**Entries supplied**
::::

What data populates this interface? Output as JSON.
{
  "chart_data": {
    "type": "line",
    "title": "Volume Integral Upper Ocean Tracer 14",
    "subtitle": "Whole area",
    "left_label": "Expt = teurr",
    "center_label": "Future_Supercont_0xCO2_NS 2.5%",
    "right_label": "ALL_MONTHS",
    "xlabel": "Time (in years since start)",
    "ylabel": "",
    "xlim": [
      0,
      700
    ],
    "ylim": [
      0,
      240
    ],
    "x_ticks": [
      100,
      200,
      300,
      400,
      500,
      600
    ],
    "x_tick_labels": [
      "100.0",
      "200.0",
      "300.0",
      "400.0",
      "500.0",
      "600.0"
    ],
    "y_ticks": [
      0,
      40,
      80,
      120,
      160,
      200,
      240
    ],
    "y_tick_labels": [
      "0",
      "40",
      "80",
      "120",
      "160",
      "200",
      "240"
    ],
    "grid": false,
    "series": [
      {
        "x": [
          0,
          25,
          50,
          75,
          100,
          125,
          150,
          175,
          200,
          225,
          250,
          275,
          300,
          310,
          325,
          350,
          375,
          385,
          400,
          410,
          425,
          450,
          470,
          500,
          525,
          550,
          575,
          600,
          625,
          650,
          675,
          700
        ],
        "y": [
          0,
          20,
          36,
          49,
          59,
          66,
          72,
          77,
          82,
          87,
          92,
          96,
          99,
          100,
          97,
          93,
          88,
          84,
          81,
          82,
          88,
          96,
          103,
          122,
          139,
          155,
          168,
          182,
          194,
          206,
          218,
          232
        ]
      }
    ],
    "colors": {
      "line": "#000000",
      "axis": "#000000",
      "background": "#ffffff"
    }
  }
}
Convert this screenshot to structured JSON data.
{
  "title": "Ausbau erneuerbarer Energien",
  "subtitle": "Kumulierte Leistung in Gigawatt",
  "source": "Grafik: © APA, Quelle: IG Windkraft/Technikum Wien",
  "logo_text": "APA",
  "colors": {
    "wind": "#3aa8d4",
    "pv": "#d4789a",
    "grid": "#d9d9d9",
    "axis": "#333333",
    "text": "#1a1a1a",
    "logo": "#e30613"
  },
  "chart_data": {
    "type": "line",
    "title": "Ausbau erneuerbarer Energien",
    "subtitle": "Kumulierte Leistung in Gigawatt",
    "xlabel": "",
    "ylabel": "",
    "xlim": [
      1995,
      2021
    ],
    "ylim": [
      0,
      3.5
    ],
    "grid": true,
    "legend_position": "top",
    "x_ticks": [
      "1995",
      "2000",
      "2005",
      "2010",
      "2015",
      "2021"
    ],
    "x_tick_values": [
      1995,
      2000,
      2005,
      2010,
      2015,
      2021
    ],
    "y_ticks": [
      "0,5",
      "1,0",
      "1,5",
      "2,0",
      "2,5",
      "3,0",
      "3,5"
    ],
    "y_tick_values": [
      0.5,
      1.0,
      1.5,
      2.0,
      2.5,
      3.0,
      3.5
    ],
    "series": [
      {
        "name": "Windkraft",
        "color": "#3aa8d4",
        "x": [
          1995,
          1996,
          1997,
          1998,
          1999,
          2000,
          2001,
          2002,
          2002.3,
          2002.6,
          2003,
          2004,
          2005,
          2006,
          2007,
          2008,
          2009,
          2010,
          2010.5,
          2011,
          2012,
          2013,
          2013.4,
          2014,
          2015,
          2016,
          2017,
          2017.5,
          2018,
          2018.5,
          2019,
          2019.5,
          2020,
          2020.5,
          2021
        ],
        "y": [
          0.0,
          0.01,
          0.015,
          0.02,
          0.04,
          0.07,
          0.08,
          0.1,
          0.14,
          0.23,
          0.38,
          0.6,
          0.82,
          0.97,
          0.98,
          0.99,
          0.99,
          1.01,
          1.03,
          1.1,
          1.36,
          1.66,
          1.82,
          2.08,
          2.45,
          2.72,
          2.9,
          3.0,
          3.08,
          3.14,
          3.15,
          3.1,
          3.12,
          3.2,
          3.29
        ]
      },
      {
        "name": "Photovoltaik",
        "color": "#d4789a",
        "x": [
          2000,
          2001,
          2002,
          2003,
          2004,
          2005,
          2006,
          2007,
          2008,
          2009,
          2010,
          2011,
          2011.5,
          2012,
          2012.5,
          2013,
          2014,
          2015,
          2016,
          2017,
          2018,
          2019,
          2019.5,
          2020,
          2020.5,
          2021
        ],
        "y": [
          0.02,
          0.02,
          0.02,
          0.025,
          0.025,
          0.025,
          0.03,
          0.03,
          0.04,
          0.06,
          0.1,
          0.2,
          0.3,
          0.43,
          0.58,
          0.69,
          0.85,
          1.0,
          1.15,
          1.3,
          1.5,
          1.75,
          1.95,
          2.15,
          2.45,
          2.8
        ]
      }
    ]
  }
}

::::

From the listing above, extract every line exactly as it stands.

What data populates this interface? Output as JSON.
{
  "chart_data": {
    "type": "line",
    "title": "Volume Integral Upper Ocean Tracer 14",
    "subtitle": "Whole area",
    "left_label": "Expt = teurr",
    "center_label": "Future_Supercont_0xCO2_NS 2.5%",
    "right_label": "ALL_MONTHS",
    "xlabel": "Time (in years since start)",
    "ylabel": "",
    "xlim": [
      0,
      700
    ],
    "ylim": [
      0,
      240
    ],
    "x_ticks": [
      100,
      200,
      300,
      400,
      500,
      600
    ],
    "x_tick_labels": [
      "100.0",
      "200.0",
      "300.0",
      "400.0",
      "500.0",
      "600.0"
    ],
    "y_ticks": [
      0,
      40,
      80,
      120,
      160,
      200,
      240
    ],
    "y_tick_labels": [
      "0",
      "40",
      "80",
      "120",
      "160",
      "200",
      "240"
    ],
    "grid": false,
    "series": [
      {
        "x": [
          0,
          25,
          50,
          75,
          100,
          125,
          150,
          175,
          200,
          225,
          250,
          275,
          300,
          310,
          325,
          350,
          375,
          385,
          400,
          410,
          425,
          450,
          470,
          500,
          525,
          550,
          575,
          600,
          625,
          650,
          675,
          700
        ],
        "y": [
          0,
          20,
          36,
          49,
          59,
          66,
          72,
          77,
          82,
          87,
          92,
          96,
          99,
          100,
          97,
          93,
          88,
          84,
          81,
          82,
          88,
          96,
          103,
          122,
          139,
          155,
          168,
          182,
          194,
          206,
          218,
          232
        ]
      }
    ],
    "colors": {
      "line": "#000000",
      "axis": "#000000",
      "background": "#ffffff"
    }
  }
}
Convert this screenshot to structured JSON data.
{
  "title": "Ausbau erneuerbarer Energien",
  "subtitle": "Kumulierte Leistung in Gigawatt",
  "source": "Grafik: © APA, Quelle: IG Windkraft/Technikum Wien",
  "logo_text": "APA",
  "colors": {
    "wind": "#3aa8d4",
    "pv": "#d4789a",
    "grid": "#d9d9d9",
    "axis": "#333333",
    "text": "#1a1a1a",
    "logo": "#e30613"
  },
  "chart_data": {
    "type": "line",
    "title": "Ausbau erneuerbarer Energien",
    "subtitle": "Kumulierte Leistung in Gigawatt",
    "xlabel": "",
    "ylabel": "",
    "xlim": [
      1995,
      2021
    ],
    "ylim": [
      0,
      3.5
    ],
    "grid": true,
    "legend_position": "top",
    "x_ticks": [
      "1995",
      "2000",
      "2005",
      "2010",
      "2015",
      "2021"
    ],
    "x_tick_values": [
      1995,
      2000,
      2005,
      2010,
      2015,
      2021
    ],
    "y_ticks": [
      "0,5",
      "1,0",
      "1,5",
      "2,0",
      "2,5",
      "3,0",
      "3,5"
    ],
    "y_tick_values": [
      0.5,
      1.0,
      1.5,
      2.0,
      2.5,
      3.0,
      3.5
    ],
    "series": [
      {
        "name": "Windkraft",
        "color": "#3aa8d4",
        "x": [
          1995,
          1996,
          1997,
          1998,
          1999,
          2000,
          2001,
          2002,
          2002.3,
          2002.6,
          2003,
          2004,
          2005,
          2006,
          2007,
          2008,
          2009,
          2010,
          2010.5,
          2011,
          2012,
          2013,
          2013.4,
          2014,
          2015,
          2016,
          2017,
          2017.5,
          2018,
          2018.5,
          2019,
          2019.5,
          2020,
          2020.5,
          2021
        ],
        "y": [
          0.0,
          0.01,
          0.015,
          0.02,
          0.04,
          0.07,
          0.08,
          0.1,
          0.14,
          0.23,
          0.38,
          0.6,
          0.82,
          0.97,
          0.98,
          0.99,
          0.99,
          1.01,
          1.03,
          1.1,
          1.36,
          1.66,
          1.82,
          2.08,
          2.45,
          2.72,
          2.9,
          3.0,
          3.08,
          3.14,
          3.15,
          3.1,
          3.12,
          3.2,
          3.29
        ]
      },
      {
        "name": "Photovoltaik",
        "color": "#d4789a",
        "x": [
          2000,
          2001,
          2002,
          2003,
          2004,
          2005,
          2006,
          2007,
          2008,
          2009,
          2010,
          2011,
          2011.5,
          2012,
          2012.5,
          2013,
          2014,
          2015,
          2016,
          2017,
          2018,
          2019,
          2019.5,
          2020,
          2020.5,
          2021
        ],
        "y": [
          0.02,
          0.02,
          0.02,
          0.025,
          0.025,
          0.025,
          0.03,
          0.03,
          0.04,
          0.06,
          0.1,
          0.2,
          0.3,
          0.43,
          0.58,
          0.69,
          0.85,
          1.0,
          1.15,
          1.3,
          1.5,
          1.75,
          1.95,
          2.15,
          2.45,
          2.8
        ]
      }
    ]
  }
}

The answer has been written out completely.